--- PROBLEM REQUIREMENTS ---
Lines containing the word "that" are to be copied from the data below.

(Records contained in a dataset)
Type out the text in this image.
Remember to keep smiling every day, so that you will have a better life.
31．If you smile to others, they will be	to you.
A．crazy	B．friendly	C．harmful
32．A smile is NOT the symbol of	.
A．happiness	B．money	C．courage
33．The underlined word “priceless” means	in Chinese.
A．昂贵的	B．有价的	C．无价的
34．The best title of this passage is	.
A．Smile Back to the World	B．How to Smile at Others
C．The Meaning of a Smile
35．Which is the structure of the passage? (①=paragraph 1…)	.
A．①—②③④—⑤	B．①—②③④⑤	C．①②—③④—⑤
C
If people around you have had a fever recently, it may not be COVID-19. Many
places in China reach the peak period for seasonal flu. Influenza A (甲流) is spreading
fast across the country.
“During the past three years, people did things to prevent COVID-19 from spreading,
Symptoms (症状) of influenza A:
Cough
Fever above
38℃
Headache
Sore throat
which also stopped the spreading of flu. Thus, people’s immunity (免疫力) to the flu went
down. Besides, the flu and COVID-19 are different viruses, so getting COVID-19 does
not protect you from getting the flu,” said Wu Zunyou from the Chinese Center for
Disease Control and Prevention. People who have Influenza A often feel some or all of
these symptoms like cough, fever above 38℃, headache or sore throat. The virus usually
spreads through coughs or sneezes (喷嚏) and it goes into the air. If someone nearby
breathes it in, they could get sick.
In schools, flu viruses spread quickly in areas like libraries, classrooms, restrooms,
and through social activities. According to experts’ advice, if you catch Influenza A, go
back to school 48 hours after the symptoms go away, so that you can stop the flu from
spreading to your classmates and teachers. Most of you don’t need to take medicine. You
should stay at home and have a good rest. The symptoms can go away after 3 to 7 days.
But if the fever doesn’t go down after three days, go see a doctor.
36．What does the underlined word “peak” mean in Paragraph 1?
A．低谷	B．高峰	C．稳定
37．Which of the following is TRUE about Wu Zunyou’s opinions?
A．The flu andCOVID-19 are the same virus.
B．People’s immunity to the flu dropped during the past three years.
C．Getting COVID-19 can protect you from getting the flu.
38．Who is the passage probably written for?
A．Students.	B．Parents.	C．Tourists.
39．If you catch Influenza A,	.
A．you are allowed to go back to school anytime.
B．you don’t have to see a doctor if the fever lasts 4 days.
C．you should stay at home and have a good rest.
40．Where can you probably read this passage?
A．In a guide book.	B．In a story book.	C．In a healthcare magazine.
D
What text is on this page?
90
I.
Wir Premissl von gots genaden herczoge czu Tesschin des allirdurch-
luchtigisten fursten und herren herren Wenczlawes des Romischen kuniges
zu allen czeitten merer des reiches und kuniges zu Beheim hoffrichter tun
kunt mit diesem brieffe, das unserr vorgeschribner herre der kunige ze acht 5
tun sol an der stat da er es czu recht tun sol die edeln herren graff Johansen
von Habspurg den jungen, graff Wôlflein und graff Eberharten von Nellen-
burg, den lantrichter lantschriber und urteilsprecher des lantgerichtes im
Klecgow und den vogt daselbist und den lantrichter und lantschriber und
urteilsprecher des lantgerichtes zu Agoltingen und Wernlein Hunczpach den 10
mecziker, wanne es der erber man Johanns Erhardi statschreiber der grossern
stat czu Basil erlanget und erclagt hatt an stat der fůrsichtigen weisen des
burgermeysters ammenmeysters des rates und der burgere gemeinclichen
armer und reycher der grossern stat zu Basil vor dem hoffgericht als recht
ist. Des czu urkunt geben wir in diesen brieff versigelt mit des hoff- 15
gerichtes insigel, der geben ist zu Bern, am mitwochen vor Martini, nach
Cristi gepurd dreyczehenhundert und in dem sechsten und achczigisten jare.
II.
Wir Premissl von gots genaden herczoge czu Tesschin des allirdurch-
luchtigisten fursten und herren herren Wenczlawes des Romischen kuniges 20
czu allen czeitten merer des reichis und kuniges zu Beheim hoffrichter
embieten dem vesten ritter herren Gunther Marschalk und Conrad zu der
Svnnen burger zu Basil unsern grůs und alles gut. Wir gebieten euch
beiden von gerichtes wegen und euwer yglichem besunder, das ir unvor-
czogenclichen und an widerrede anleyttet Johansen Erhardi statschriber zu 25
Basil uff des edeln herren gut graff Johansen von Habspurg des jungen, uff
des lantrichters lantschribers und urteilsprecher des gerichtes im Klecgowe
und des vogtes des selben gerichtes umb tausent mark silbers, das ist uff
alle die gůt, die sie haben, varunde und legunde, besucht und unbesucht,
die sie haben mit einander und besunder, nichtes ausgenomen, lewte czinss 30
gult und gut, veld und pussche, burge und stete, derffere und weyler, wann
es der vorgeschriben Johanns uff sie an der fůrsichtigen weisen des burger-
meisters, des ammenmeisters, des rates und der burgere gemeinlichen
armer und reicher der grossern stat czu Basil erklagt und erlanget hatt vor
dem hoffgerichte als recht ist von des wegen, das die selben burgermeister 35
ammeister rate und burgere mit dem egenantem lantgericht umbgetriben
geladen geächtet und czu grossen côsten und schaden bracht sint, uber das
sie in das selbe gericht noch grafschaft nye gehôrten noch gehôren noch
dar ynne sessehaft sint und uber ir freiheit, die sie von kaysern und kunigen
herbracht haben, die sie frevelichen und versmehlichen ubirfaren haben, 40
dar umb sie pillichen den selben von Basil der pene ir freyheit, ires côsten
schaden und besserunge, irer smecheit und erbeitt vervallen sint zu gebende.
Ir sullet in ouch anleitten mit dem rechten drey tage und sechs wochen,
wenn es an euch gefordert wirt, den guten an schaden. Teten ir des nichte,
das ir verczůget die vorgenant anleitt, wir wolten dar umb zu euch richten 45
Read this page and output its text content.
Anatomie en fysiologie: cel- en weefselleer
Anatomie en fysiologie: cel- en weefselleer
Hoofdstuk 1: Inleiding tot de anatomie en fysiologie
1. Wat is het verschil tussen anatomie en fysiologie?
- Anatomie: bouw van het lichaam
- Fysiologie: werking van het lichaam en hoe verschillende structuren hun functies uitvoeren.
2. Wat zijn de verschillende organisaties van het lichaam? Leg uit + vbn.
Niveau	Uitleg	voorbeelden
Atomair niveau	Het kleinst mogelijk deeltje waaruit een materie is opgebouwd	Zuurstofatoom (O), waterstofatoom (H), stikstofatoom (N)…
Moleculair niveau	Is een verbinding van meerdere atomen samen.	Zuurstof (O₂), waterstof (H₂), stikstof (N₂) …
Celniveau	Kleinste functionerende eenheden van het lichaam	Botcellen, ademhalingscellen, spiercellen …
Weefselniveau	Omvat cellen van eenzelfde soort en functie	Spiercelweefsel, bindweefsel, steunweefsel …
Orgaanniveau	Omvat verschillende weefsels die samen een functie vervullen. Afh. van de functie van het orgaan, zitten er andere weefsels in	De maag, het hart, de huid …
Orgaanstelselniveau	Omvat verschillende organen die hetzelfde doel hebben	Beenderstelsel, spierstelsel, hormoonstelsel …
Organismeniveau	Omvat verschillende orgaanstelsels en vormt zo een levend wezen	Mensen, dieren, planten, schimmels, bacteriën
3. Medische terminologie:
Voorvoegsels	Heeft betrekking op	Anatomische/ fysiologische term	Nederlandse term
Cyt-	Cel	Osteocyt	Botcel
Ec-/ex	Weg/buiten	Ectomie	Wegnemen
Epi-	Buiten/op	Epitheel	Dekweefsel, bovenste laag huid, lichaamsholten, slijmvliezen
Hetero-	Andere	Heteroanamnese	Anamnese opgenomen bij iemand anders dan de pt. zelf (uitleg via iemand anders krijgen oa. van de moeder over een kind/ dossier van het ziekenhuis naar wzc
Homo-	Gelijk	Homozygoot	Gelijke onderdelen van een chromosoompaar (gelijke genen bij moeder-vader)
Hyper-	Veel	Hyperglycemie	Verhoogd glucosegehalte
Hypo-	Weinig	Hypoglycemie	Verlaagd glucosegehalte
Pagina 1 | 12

--- ANSWER BOX ---
Remember to keep smiling every day, so that you will have a better life.
back to school 48 hours after the symptoms go away, so that you can stop the flu from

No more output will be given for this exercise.